EXERCISE REQUIREMENTS: Count how many lines include "Mejorar" and answer with that number only.

Collection entries:
## BEGIN

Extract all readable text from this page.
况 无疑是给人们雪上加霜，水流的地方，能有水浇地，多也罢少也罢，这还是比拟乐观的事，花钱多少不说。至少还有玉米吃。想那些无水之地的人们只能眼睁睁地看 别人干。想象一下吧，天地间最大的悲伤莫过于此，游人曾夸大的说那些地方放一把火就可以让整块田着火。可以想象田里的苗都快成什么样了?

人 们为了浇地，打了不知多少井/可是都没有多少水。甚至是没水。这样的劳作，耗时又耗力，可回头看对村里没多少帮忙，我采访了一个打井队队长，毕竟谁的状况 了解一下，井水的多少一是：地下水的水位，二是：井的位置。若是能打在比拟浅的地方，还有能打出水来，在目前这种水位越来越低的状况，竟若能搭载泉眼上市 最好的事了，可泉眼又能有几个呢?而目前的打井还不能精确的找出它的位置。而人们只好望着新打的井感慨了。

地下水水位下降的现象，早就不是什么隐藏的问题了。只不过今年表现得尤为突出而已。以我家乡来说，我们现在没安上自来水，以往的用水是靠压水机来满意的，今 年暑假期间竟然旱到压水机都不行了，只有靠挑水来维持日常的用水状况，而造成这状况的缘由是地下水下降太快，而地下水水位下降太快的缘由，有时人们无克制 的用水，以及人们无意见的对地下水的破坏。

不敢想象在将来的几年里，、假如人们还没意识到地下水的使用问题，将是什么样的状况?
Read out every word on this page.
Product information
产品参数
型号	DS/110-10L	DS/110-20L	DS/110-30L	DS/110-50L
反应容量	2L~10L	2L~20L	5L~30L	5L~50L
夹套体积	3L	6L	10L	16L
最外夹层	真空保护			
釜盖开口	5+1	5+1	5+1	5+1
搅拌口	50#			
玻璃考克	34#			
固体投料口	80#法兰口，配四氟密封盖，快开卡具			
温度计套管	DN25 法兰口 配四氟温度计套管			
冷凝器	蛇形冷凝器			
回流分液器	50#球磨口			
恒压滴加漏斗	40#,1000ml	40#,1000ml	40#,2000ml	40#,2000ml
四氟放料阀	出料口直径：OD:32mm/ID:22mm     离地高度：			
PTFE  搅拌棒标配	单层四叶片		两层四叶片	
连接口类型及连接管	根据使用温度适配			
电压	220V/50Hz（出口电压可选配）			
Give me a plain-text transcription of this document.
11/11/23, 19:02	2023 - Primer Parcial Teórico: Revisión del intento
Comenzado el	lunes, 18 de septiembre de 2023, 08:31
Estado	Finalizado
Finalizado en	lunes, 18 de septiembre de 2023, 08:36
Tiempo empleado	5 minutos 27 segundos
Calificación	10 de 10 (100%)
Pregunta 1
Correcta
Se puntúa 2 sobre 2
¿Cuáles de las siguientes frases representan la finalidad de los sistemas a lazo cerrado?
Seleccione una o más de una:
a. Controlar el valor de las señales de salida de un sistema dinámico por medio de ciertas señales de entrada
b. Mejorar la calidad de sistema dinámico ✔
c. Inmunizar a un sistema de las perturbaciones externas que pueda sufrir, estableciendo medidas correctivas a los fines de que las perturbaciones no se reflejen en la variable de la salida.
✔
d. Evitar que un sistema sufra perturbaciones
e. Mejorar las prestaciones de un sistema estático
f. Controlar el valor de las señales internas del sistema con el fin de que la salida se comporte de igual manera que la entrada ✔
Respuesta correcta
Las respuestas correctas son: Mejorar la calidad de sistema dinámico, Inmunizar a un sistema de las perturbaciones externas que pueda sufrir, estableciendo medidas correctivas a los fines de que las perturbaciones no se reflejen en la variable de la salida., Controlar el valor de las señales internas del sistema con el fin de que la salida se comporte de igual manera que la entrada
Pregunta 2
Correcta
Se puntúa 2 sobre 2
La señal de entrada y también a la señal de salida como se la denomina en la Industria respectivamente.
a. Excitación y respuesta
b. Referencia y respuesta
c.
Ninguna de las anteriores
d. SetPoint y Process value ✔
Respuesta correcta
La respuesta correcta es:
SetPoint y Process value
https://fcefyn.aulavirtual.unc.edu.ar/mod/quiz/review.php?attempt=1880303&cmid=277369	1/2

## END

PROBLEM SOLUTION: 3